What needs to be done — Copy out the data from the line containing "legend-failed-label: Failed: (833, 420, 884, 437)" through the line containing "running-color-swatch-icon (551, 422, 565, 436)", character for character, with both of those lines included.

BEGIN

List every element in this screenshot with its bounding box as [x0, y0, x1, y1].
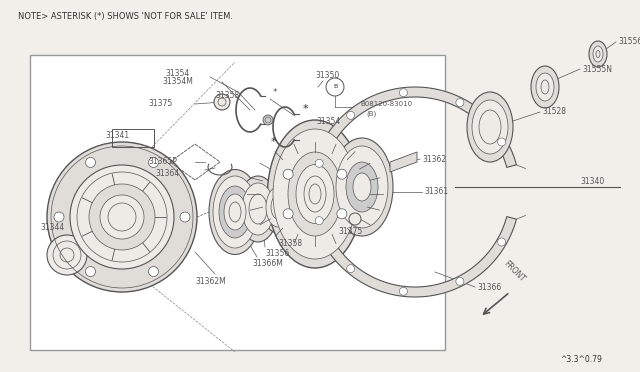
Circle shape	[349, 213, 361, 225]
Text: 31375: 31375	[148, 99, 172, 109]
Text: *: *	[270, 137, 276, 147]
Text: B: B	[333, 84, 337, 90]
Circle shape	[283, 169, 293, 179]
Circle shape	[399, 287, 408, 295]
Ellipse shape	[242, 183, 274, 235]
Ellipse shape	[213, 176, 257, 248]
Circle shape	[89, 184, 155, 250]
Ellipse shape	[336, 146, 388, 228]
Circle shape	[337, 169, 347, 179]
Circle shape	[100, 195, 144, 239]
Ellipse shape	[331, 138, 393, 236]
Circle shape	[316, 159, 323, 167]
Circle shape	[54, 212, 64, 222]
Ellipse shape	[288, 152, 342, 236]
Text: 31365P: 31365P	[148, 157, 177, 167]
Text: *: *	[302, 104, 308, 114]
Text: 31375: 31375	[338, 228, 362, 237]
Text: 31556N: 31556N	[618, 38, 640, 46]
Text: 31354: 31354	[316, 118, 340, 126]
Circle shape	[283, 209, 293, 219]
Text: 31361: 31361	[424, 187, 448, 196]
Circle shape	[214, 94, 230, 110]
Ellipse shape	[224, 194, 246, 230]
Circle shape	[47, 142, 197, 292]
Text: 31344: 31344	[40, 222, 64, 231]
Circle shape	[47, 235, 87, 275]
Text: 31366M: 31366M	[252, 260, 283, 269]
Ellipse shape	[353, 173, 371, 201]
Circle shape	[148, 267, 159, 276]
Ellipse shape	[589, 41, 607, 67]
Text: 31362M: 31362M	[195, 278, 226, 286]
Bar	[30, 55, 445, 350]
Bar	[112, 129, 154, 147]
Ellipse shape	[593, 46, 603, 62]
Polygon shape	[390, 152, 417, 172]
Text: 31555N: 31555N	[582, 64, 612, 74]
Circle shape	[180, 212, 190, 222]
Circle shape	[316, 217, 323, 225]
Ellipse shape	[531, 66, 559, 108]
Text: 31528: 31528	[542, 108, 566, 116]
Text: 31354M: 31354M	[162, 77, 193, 86]
Ellipse shape	[536, 73, 554, 101]
Circle shape	[148, 157, 159, 167]
Text: 31354: 31354	[165, 68, 189, 77]
Ellipse shape	[472, 100, 508, 154]
Text: FRONT: FRONT	[502, 259, 527, 284]
Text: ^3.3^0.79: ^3.3^0.79	[560, 356, 602, 365]
Circle shape	[498, 138, 506, 146]
Circle shape	[498, 238, 506, 246]
Ellipse shape	[238, 176, 278, 242]
Circle shape	[86, 157, 95, 167]
Text: NOTE> ASTERISK (*) SHOWS 'NOT FOR SALE' ITEM.: NOTE> ASTERISK (*) SHOWS 'NOT FOR SALE' …	[18, 12, 233, 20]
Text: 31341: 31341	[105, 131, 129, 140]
Circle shape	[399, 89, 408, 97]
Ellipse shape	[209, 170, 261, 254]
Circle shape	[347, 264, 355, 273]
Circle shape	[347, 111, 355, 119]
Circle shape	[86, 267, 95, 276]
Circle shape	[337, 209, 347, 219]
Text: 31350: 31350	[315, 71, 339, 80]
Circle shape	[70, 165, 174, 269]
Text: B08120-83010: B08120-83010	[360, 101, 412, 107]
Circle shape	[456, 278, 464, 285]
Text: 31364: 31364	[155, 170, 179, 179]
Text: 31358: 31358	[278, 240, 302, 248]
Ellipse shape	[262, 181, 294, 233]
Text: 31356: 31356	[265, 250, 289, 259]
Ellipse shape	[346, 162, 378, 212]
Ellipse shape	[296, 164, 334, 224]
Text: 31366: 31366	[477, 282, 501, 292]
Circle shape	[263, 115, 273, 125]
Text: 31358: 31358	[215, 92, 239, 100]
Text: 31340: 31340	[580, 177, 604, 186]
Ellipse shape	[268, 120, 362, 268]
Ellipse shape	[273, 129, 357, 259]
Circle shape	[456, 99, 464, 107]
Text: *: *	[273, 87, 277, 96]
Text: (B): (B)	[366, 111, 376, 117]
Text: 31362: 31362	[422, 154, 446, 164]
Ellipse shape	[219, 186, 251, 238]
Polygon shape	[310, 87, 516, 297]
Ellipse shape	[266, 187, 290, 227]
Ellipse shape	[467, 92, 513, 162]
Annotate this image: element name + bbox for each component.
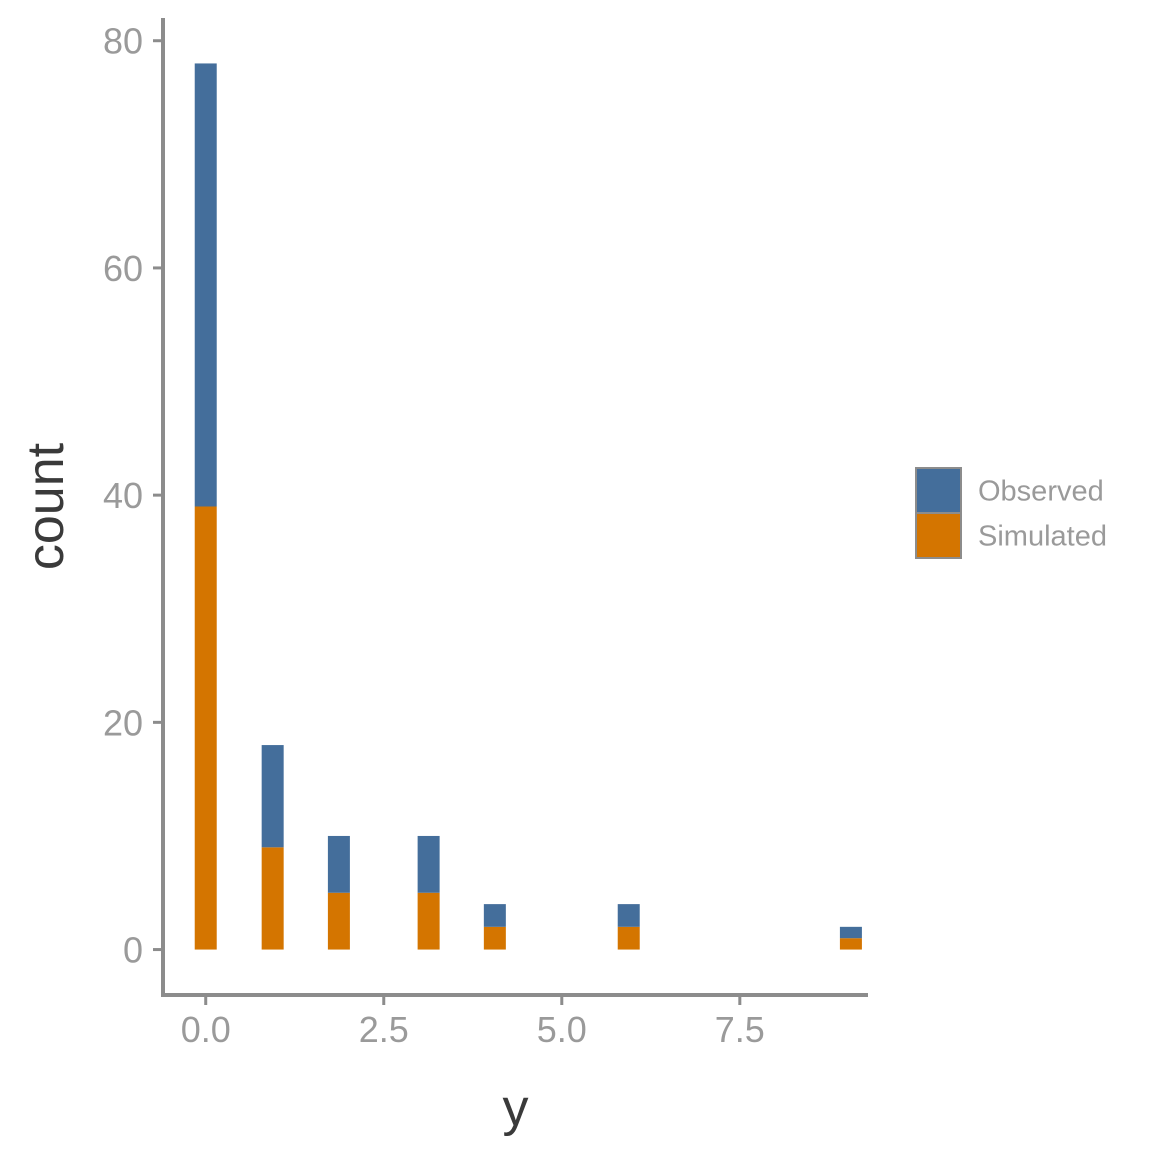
y-tick-label-0: 0 [123,930,143,971]
bar-observed-4 [483,904,506,927]
bar-simulated-0 [194,506,217,950]
legend-swatch-observed [915,467,962,514]
bar-observed-2 [327,835,350,893]
legend-swatch-simulated [915,512,962,559]
ticks-layer: 0 20 40 60 80 0.0 2.5 5.0 7.5 [103,21,765,1050]
bar-simulated-2 [327,892,350,950]
x-axis-title: y [503,1079,529,1137]
bars-layer [194,63,862,950]
bar-observed-1 [261,745,284,848]
bar-simulated-1 [261,847,284,950]
bar-observed-3 [417,835,440,893]
y-tick-label-1: 20 [103,702,143,743]
bar-simulated-4 [483,926,506,950]
x-tick-label-3: 7.5 [715,1009,765,1050]
x-tick-label-0: 0.0 [181,1009,231,1050]
y-tick-label-3: 60 [103,248,143,289]
legend-label-simulated: Simulated [978,521,1107,553]
x-tick-label-2: 5.0 [537,1009,587,1050]
bar-simulated-3 [417,892,440,950]
x-tick-label-1: 2.5 [359,1009,409,1050]
bar-simulated-5 [617,926,640,950]
y-tick-label-4: 80 [103,21,143,62]
bar-observed-0 [194,63,217,507]
bar-observed-6 [839,926,862,939]
legend-label-observed: Observed [978,476,1104,508]
legend: Observed Simulated [915,467,1107,559]
y-axis-title: count [17,442,75,570]
axes-layer [161,18,868,997]
bar-simulated-6 [839,938,862,950]
y-tick-label-2: 40 [103,475,143,516]
bar-observed-5 [617,904,640,927]
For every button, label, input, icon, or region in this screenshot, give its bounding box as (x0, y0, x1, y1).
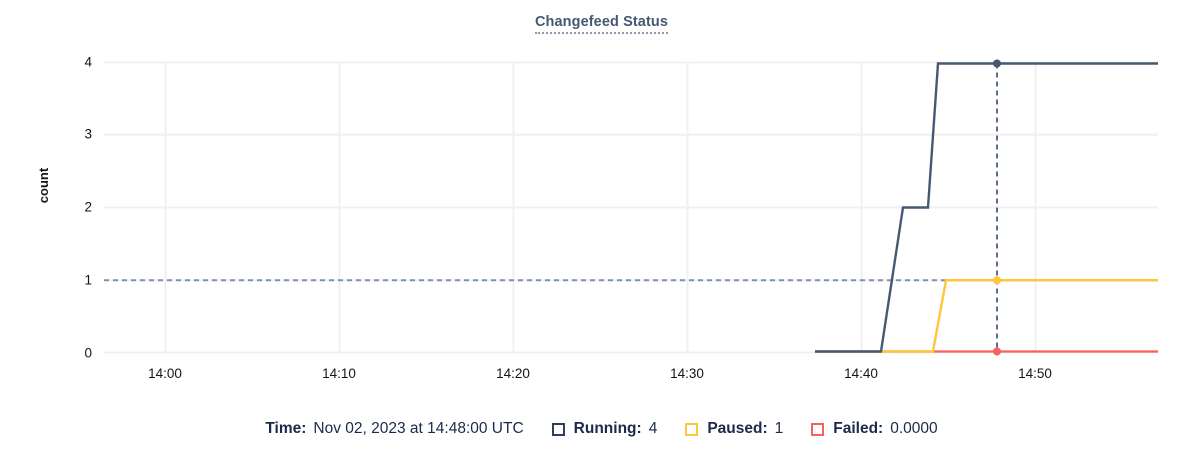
legend-failed-label: Failed: (833, 420, 884, 437)
marker-failed (993, 347, 1001, 356)
x-tick-label-0: 14:00 (148, 366, 182, 381)
series-line-paused (815, 279, 1158, 353)
y-axis-label: count (36, 167, 52, 204)
x-tick-label-1: 14:10 (322, 366, 356, 381)
running-color-swatch-icon (551, 422, 565, 436)
chart-title-text: Changefeed Status (534, 14, 669, 34)
legend-paused-value: 1 (774, 420, 784, 437)
x-tick-label-3: 14:30 (670, 366, 704, 381)
series-line-running (815, 62, 1158, 353)
legend-paused-label: Paused: (707, 420, 768, 437)
legend-item-failed[interactable]: Failed: 0.0000 (811, 420, 938, 438)
y-tick-label-2: 2 (84, 199, 92, 215)
x-tick-label-5: 14:50 (1018, 366, 1052, 381)
legend-item-running[interactable]: Running: 4 (551, 420, 658, 438)
legend-running-value: 4 (648, 420, 658, 437)
marker-paused (993, 276, 1001, 285)
gridlines-vertical (164, 62, 1037, 353)
legend-time: Time: Nov 02, 2023 at 14:48:00 UTC (265, 420, 523, 438)
plot-area[interactable] (104, 59, 1158, 356)
legend-failed-value: 0.0000 (890, 420, 938, 437)
paused-color-swatch-icon (685, 422, 699, 436)
gridlines-horizontal (104, 61, 1158, 354)
marker-running (993, 59, 1001, 68)
y-tick-label-1: 1 (84, 272, 92, 288)
x-tick-label-2: 14:20 (496, 366, 530, 381)
legend-running-label: Running: (573, 420, 642, 437)
legend-time-value: Nov 02, 2023 at 14:48:00 UTC (313, 420, 524, 437)
y-tick-label-3: 3 (84, 126, 92, 142)
chart-title: Changefeed Status (0, 14, 1203, 34)
y-tick-label-4: 4 (84, 54, 92, 70)
legend-item-paused[interactable]: Paused: 1 (685, 420, 783, 438)
failed-color-swatch-icon (811, 422, 825, 436)
legend-time-label: Time: (265, 420, 307, 437)
plot-svg (104, 59, 1158, 356)
x-tick-label-4: 14:40 (844, 366, 878, 381)
y-tick-label-0: 0 (84, 345, 92, 361)
chart-legend: Time: Nov 02, 2023 at 14:48:00 UTC Runni… (0, 420, 1203, 438)
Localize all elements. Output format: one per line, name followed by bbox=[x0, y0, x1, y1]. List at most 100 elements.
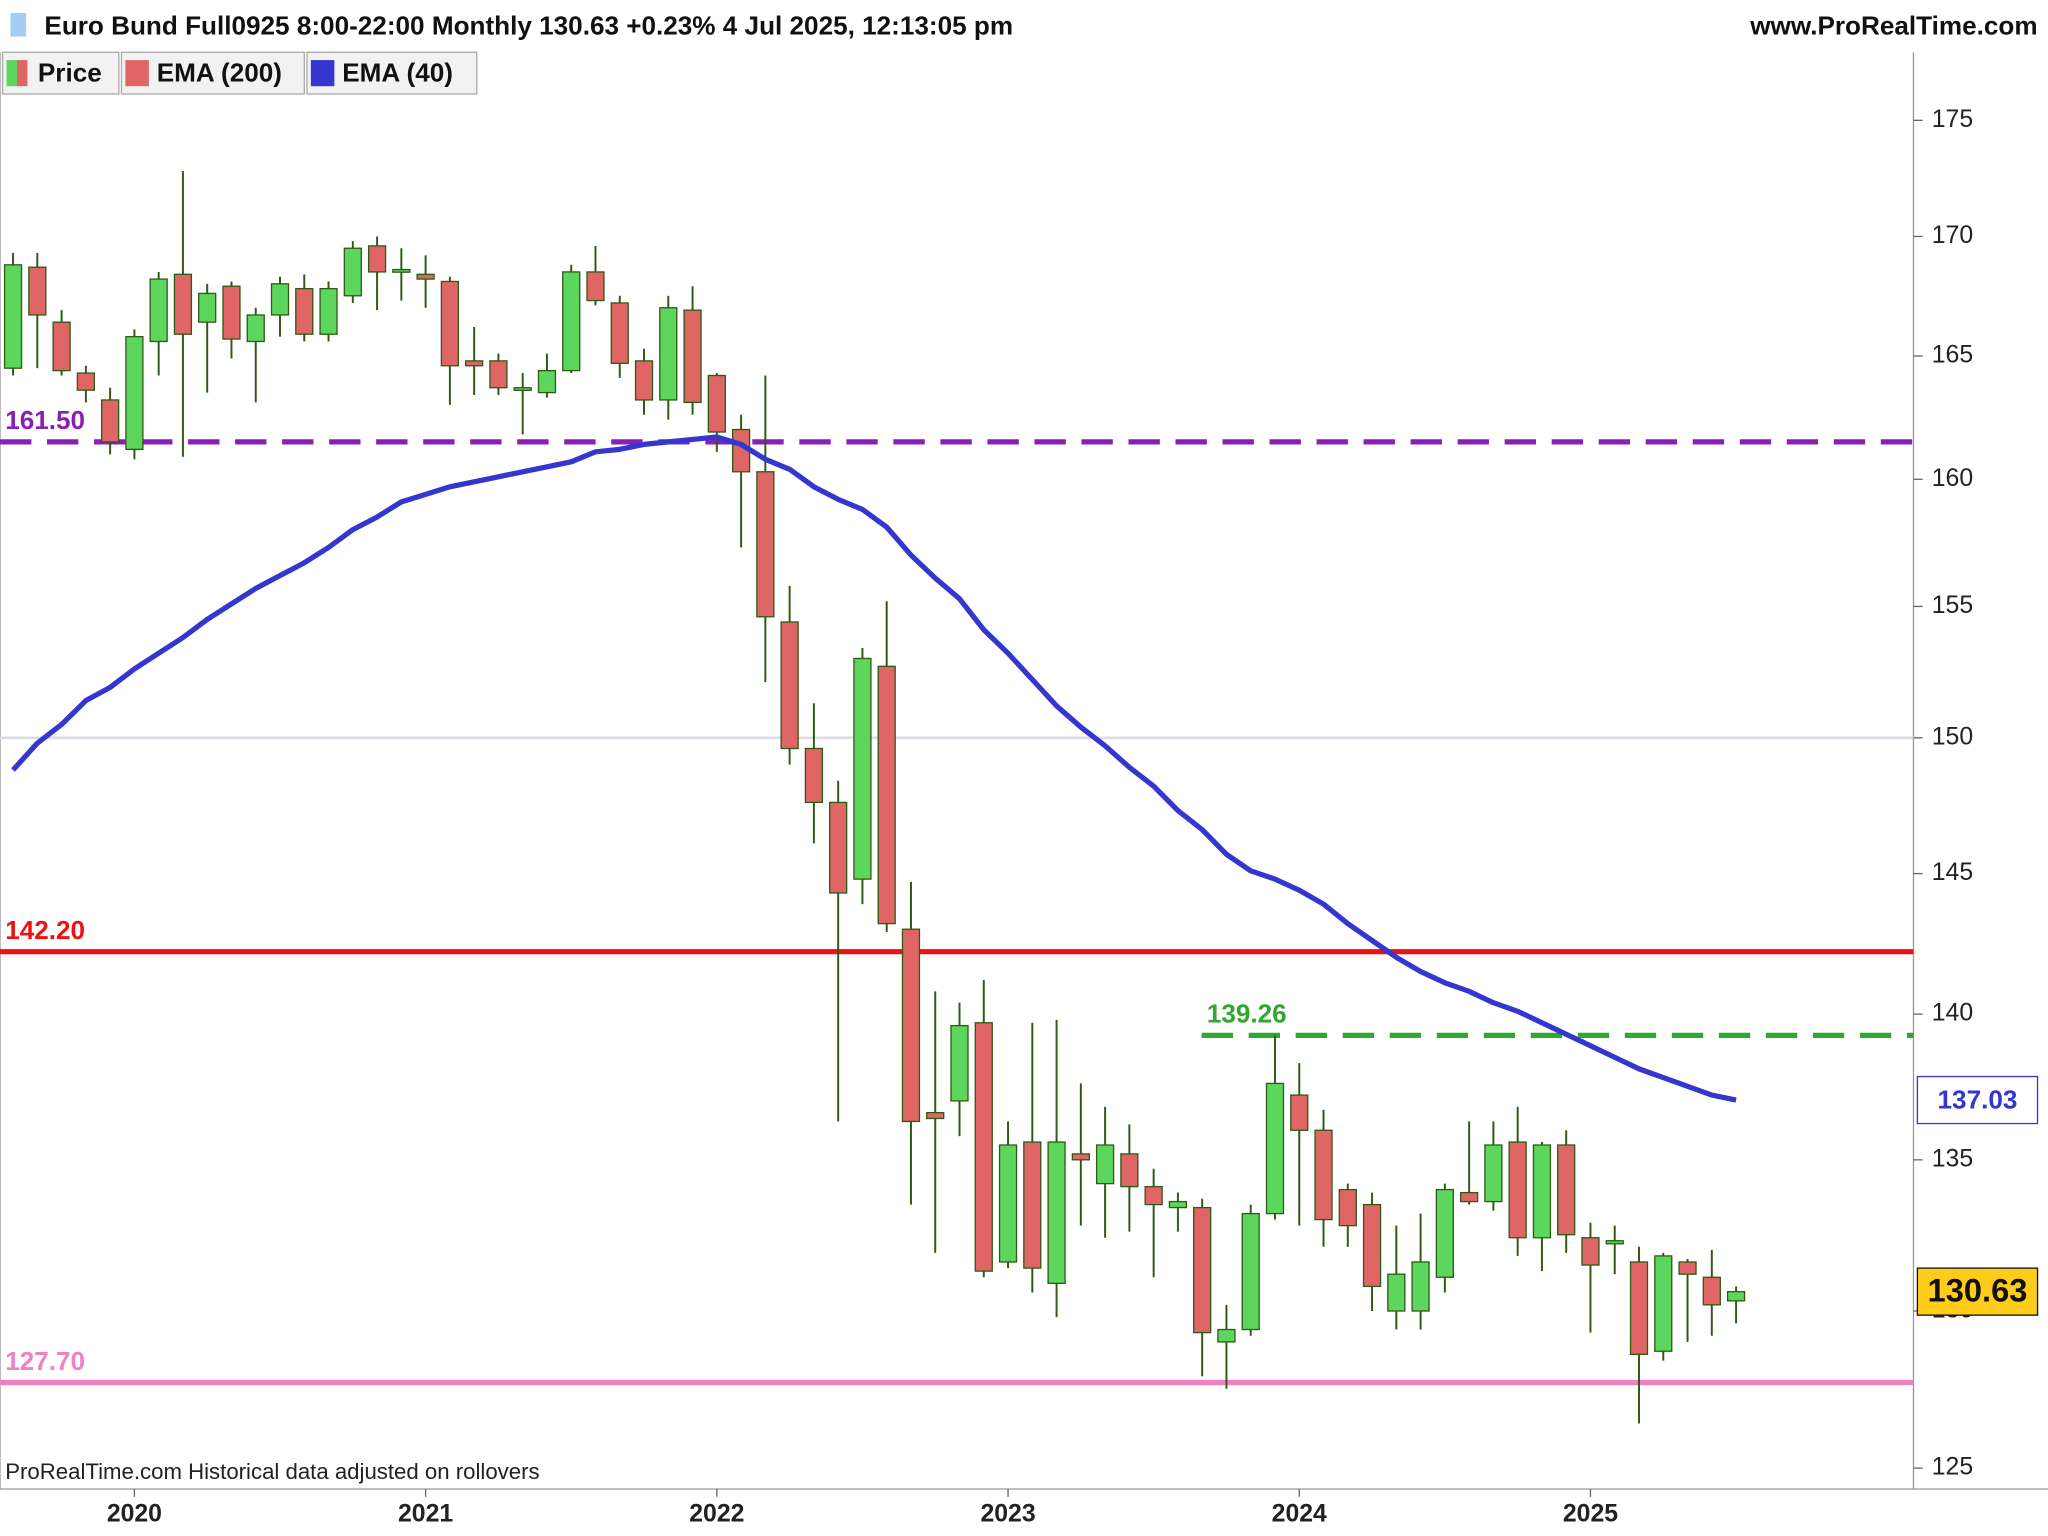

END

Answer to the task —
legend-failed-label: Failed: (833, 420, 884, 437)
marker-failed (993, 347, 1001, 356)
x-tick-label-0: 14:00 (148, 366, 182, 381)
series-line-paused (815, 279, 1158, 353)
y-axis-label: count (36, 167, 52, 204)
x-tick-label-1: 14:10 (322, 366, 356, 381)
running-color-swatch-icon (551, 422, 565, 436)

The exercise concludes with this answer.